• RECORD SET:
--- Start ---

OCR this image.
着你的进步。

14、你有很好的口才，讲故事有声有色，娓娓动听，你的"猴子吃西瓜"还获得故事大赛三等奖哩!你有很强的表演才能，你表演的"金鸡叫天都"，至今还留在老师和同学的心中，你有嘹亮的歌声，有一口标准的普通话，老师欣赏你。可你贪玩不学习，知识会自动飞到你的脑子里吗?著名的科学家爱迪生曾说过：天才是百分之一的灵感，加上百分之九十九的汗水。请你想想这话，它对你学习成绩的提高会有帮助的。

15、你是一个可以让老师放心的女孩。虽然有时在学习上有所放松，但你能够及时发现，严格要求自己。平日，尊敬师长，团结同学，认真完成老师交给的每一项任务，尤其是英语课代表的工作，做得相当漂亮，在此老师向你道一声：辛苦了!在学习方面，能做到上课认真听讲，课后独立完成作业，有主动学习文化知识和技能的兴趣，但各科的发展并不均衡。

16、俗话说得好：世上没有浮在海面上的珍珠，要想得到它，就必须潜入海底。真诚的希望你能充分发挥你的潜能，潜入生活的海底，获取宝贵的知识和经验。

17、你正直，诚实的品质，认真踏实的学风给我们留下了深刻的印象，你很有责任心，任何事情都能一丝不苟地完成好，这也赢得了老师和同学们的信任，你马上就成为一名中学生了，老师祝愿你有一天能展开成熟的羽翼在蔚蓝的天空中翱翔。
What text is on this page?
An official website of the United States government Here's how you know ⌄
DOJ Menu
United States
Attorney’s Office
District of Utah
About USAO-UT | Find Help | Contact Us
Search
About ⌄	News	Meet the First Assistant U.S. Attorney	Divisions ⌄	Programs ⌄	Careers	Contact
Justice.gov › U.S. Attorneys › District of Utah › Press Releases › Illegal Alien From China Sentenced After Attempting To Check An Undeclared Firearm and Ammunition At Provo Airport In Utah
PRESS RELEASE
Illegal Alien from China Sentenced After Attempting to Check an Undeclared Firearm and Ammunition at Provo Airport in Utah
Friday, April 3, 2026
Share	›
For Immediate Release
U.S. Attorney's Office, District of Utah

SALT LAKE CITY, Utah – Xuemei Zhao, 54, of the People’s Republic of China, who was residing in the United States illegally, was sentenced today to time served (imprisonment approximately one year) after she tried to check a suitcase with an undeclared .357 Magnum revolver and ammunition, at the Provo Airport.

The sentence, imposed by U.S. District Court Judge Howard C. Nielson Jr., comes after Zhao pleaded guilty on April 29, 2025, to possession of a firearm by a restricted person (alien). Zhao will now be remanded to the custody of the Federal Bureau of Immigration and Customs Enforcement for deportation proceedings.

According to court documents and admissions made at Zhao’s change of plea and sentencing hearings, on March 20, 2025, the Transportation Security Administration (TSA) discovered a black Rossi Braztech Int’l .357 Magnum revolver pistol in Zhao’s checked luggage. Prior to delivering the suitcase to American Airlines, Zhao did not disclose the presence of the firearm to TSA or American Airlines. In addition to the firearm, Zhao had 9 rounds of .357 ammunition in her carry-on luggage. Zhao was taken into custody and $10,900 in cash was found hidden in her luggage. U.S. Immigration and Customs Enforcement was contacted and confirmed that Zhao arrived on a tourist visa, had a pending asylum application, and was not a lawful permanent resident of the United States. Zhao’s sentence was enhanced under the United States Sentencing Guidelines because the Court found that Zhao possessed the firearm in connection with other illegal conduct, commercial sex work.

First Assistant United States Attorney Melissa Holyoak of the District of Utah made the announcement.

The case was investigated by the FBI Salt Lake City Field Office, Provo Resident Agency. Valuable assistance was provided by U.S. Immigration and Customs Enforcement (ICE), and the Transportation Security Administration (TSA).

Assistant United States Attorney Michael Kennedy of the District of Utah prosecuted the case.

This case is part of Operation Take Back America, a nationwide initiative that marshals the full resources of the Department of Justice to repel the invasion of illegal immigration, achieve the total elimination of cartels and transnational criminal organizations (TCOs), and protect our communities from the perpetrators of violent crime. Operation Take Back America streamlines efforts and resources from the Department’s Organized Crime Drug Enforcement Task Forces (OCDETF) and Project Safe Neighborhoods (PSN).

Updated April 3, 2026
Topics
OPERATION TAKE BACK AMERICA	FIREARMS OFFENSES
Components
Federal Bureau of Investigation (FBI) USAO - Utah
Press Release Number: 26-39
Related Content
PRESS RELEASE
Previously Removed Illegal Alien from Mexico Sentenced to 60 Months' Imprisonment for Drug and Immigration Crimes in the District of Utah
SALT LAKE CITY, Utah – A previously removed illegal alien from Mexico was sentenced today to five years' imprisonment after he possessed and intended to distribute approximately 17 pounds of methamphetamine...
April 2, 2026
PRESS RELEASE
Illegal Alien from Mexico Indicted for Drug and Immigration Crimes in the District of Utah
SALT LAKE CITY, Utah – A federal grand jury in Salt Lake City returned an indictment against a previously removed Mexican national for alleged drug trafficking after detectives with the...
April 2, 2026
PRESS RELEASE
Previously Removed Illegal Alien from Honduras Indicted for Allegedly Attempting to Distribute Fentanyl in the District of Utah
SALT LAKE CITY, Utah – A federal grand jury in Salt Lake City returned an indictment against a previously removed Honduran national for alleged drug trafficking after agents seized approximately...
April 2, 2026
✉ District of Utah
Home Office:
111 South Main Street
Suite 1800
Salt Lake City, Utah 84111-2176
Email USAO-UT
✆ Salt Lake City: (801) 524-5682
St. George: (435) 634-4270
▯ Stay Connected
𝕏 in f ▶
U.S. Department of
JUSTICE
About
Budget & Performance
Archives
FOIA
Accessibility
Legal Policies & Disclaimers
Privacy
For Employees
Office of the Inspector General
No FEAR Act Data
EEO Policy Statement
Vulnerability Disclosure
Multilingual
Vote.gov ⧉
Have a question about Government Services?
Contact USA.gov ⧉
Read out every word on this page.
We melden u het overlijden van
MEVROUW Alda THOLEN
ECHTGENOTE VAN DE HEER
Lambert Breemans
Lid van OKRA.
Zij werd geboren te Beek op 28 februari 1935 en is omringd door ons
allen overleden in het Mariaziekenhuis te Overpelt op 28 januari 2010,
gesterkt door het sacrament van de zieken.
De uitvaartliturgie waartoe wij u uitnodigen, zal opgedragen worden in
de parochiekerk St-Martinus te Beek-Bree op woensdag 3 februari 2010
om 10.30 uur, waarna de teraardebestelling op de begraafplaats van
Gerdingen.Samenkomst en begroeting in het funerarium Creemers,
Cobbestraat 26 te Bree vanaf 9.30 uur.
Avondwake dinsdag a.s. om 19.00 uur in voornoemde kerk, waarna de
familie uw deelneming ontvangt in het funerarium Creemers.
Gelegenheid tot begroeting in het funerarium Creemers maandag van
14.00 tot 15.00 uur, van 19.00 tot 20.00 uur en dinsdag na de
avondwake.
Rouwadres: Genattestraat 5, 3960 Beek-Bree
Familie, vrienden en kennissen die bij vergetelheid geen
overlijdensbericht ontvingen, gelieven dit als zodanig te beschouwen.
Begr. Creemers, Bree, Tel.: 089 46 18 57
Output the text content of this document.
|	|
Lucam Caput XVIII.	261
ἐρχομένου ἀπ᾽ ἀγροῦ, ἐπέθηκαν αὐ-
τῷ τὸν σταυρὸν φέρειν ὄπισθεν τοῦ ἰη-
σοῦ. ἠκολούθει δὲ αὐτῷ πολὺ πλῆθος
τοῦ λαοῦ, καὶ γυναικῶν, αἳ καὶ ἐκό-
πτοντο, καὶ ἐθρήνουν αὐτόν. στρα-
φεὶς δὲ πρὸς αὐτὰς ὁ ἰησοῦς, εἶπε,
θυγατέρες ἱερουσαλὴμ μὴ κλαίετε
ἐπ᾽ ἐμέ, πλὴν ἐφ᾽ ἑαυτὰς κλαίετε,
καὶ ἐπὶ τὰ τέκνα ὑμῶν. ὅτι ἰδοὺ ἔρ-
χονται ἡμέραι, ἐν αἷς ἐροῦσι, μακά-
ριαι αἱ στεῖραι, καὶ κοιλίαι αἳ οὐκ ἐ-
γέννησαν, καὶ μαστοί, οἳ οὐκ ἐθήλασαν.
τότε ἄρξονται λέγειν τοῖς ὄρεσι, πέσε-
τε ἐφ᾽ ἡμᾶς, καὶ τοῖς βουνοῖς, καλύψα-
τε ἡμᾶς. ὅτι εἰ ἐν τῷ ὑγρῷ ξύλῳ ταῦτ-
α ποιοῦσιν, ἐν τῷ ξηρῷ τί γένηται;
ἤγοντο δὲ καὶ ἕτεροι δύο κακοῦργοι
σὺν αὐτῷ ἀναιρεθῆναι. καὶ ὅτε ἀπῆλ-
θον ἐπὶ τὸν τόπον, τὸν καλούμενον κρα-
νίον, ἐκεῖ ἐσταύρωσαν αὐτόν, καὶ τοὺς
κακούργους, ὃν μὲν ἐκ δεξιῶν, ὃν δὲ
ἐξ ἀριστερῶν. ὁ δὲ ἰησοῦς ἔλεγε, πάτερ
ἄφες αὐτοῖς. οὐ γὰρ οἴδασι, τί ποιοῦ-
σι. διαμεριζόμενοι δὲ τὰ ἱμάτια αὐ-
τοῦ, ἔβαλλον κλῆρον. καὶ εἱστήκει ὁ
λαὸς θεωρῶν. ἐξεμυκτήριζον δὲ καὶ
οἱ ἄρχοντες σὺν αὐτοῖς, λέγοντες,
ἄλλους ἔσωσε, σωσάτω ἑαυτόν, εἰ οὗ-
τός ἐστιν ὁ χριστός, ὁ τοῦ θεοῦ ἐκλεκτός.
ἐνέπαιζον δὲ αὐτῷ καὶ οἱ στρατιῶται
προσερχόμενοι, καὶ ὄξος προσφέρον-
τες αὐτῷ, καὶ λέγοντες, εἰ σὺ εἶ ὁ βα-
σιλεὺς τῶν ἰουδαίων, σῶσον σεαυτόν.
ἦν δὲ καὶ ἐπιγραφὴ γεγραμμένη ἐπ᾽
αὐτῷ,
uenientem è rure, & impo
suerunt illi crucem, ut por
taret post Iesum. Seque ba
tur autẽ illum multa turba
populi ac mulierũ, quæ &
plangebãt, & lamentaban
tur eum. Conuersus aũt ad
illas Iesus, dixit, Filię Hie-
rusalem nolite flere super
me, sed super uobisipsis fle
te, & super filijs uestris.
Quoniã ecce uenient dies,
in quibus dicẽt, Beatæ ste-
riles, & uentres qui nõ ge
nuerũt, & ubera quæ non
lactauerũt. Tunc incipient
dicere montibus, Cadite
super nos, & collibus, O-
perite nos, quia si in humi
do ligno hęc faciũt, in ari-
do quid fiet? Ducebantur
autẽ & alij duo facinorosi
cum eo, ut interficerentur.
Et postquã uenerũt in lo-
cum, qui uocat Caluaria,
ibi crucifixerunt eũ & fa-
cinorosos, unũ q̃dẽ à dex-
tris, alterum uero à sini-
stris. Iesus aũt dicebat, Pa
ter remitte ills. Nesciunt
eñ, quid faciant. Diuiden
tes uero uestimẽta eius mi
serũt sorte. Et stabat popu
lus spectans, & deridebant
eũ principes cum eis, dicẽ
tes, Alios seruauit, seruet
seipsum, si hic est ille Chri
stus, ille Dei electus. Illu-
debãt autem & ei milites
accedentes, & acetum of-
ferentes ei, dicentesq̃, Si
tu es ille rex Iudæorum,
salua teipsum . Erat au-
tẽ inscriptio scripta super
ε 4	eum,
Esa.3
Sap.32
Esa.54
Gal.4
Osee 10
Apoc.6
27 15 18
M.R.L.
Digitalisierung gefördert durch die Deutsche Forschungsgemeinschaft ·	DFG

--- End ---

• GIVEN EXERCISE: Return each line of the listing that holds the string "Airport".

• TASK RESPONSE:
Justice.gov › U.S. Attorneys › District of Utah › Press Releases › Illegal Alien From China Sentenced After Attempting To Check An Undeclared Firearm and Ammunition At Provo Airport In Utah
Illegal Alien from China Sentenced After Attempting to Check an Undeclared Firearm and Ammunition at Provo Airport in Utah
SALT LAKE CITY, Utah – Xuemei Zhao, 54, of the People’s Republic of China, who was residing in the United States illegally, was sentenced today to time served (imprisonment approximately one year) after she tried to check a suitcase with an undeclared .357 Magnum revolver and ammunition, at the Provo Airport.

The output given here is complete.